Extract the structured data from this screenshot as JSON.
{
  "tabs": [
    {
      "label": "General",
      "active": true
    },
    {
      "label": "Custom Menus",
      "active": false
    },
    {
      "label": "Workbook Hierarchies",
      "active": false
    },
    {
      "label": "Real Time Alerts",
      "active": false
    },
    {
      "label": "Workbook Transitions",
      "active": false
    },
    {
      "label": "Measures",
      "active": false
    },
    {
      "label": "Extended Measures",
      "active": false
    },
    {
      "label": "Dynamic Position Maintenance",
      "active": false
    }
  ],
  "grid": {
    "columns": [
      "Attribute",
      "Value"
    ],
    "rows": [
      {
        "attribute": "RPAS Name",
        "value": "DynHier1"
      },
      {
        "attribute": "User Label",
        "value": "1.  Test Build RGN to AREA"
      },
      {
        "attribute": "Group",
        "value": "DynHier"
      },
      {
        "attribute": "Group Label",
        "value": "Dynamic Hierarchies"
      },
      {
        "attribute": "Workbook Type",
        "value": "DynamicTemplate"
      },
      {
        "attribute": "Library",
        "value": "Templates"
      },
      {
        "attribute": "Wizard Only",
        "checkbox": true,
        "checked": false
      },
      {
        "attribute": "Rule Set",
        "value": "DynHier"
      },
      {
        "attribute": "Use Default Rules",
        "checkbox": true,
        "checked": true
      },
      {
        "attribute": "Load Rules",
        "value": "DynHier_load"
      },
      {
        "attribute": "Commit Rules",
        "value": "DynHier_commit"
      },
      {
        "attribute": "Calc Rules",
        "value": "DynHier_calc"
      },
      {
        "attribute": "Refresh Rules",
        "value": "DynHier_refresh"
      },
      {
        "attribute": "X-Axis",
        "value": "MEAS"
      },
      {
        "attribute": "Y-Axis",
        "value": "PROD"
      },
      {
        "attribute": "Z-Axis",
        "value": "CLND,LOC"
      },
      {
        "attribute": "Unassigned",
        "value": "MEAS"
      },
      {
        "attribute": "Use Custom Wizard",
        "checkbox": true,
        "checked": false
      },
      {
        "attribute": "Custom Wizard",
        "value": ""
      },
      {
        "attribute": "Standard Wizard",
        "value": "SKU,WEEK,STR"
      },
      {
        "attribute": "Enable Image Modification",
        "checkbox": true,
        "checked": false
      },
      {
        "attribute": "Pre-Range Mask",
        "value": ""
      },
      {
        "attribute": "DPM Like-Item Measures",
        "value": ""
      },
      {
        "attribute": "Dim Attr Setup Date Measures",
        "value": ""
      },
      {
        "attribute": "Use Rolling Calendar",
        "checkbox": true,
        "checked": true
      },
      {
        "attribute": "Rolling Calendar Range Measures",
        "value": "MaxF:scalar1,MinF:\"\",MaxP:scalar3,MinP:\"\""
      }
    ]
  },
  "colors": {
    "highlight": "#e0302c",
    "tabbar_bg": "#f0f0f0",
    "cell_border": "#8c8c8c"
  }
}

(SHORT TASK): Pick out every line above that contains the word "Rules" and copy it.

(SOLUTION TO THE PROBLEM):
        "attribute": "Use Default Rules",
        "attribute": "Load Rules",
        "attribute": "Commit Rules",
        "attribute": "Calc Rules",
        "attribute": "Refresh Rules",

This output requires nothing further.